Supplied material:
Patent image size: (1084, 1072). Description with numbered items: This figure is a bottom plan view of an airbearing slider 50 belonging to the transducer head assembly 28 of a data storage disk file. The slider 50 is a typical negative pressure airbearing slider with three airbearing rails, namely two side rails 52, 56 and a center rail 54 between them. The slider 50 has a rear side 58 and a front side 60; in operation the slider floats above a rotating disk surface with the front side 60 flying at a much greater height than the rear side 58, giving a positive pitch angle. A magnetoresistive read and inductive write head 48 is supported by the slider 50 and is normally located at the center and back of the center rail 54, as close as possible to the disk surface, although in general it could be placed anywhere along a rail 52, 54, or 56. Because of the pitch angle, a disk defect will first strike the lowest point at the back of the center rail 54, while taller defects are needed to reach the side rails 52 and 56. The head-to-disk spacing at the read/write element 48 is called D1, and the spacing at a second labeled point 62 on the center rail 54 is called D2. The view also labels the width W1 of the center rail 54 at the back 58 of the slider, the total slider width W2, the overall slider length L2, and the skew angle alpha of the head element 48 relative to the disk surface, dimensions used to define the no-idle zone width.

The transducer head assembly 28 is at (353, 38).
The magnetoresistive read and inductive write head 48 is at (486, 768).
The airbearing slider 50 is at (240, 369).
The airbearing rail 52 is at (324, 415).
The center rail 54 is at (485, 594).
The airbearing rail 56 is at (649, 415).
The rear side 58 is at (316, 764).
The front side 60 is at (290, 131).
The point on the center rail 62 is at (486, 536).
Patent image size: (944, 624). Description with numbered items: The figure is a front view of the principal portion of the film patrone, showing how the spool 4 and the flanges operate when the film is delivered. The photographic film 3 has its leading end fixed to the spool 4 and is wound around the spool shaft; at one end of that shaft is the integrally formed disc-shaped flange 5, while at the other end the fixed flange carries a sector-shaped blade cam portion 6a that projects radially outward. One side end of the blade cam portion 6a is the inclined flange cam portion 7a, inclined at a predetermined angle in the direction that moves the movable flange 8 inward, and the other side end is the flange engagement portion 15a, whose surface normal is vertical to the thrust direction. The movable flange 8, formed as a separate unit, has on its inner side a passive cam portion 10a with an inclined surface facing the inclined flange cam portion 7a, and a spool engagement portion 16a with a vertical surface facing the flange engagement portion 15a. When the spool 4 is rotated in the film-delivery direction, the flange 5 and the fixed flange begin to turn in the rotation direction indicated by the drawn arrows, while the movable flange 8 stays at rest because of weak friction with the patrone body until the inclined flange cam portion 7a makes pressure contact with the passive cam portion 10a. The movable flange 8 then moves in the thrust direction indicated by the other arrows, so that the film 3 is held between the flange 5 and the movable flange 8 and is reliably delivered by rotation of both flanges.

Written task:
Reproduce all of the material above verbatim, line for line, changing nothing.

Output below:
Patent image size: (1084, 1072). Description with numbered items: This figure is a bottom plan view of an airbearing slider 50 belonging to the transducer head assembly 28 of a data storage disk file. The slider 50 is a typical negative pressure airbearing slider with three airbearing rails, namely two side rails 52, 56 and a center rail 54 between them. The slider 50 has a rear side 58 and a front side 60; in operation the slider floats above a rotating disk surface with the front side 60 flying at a much greater height than the rear side 58, giving a positive pitch angle. A magnetoresistive read and inductive write head 48 is supported by the slider 50 and is normally located at the center and back of the center rail 54, as close as possible to the disk surface, although in general it could be placed anywhere along a rail 52, 54, or 56. Because of the pitch angle, a disk defect will first strike the lowest point at the back of the center rail 54, while taller defects are needed to reach the side rails 52 and 56. The head-to-disk spacing at the read/write element 48 is called D1, and the spacing at a second labeled point 62 on the center rail 54 is called D2. The view also labels the width W1 of the center rail 54 at the back 58 of the slider, the total slider width W2, the overall slider length L2, and the skew angle alpha of the head element 48 relative to the disk surface, dimensions used to define the no-idle zone width.

The transducer head assembly 28 is at (353, 38).
The magnetoresistive read and inductive write head 48 is at (486, 768).
The airbearing slider 50 is at (240, 369).
The airbearing rail 52 is at (324, 415).
The center rail 54 is at (485, 594).
The airbearing rail 56 is at (649, 415).
The rear side 58 is at (316, 764).
The front side 60 is at (290, 131).
The point on the center rail 62 is at (486, 536).
Patent image size: (944, 624). Description with numbered items: The figure is a front view of the principal portion of the film patrone, showing how the spool 4 and the flanges operate when the film is delivered. The photographic film 3 has its leading end fixed to the spool 4 and is wound around the spool shaft; at one end of that shaft is the integrally formed disc-shaped flange 5, while at the other end the fixed flange carries a sector-shaped blade cam portion 6a that projects radially outward. One side end of the blade cam portion 6a is the inclined flange cam portion 7a, inclined at a predetermined angle in the direction that moves the movable flange 8 inward, and the other side end is the flange engagement portion 15a, whose surface normal is vertical to the thrust direction. The movable flange 8, formed as a separate unit, has on its inner side a passive cam portion 10a with an inclined surface facing the inclined flange cam portion 7a, and a spool engagement portion 16a with a vertical surface facing the flange engagement portion 15a. When the spool 4 is rotated in the film-delivery direction, the flange 5 and the fixed flange begin to turn in the rotation direction indicated by the drawn arrows, while the movable flange 8 stays at rest because of weak friction with the patrone body until the inclined flange cam portion 7a makes pressure contact with the passive cam portion 10a. The movable flange 8 then moves in the thrust direction indicated by the other arrows, so that the film 3 is held between the flange 5 and the movable flange 8 and is reliably delivered by rotation of both flanges.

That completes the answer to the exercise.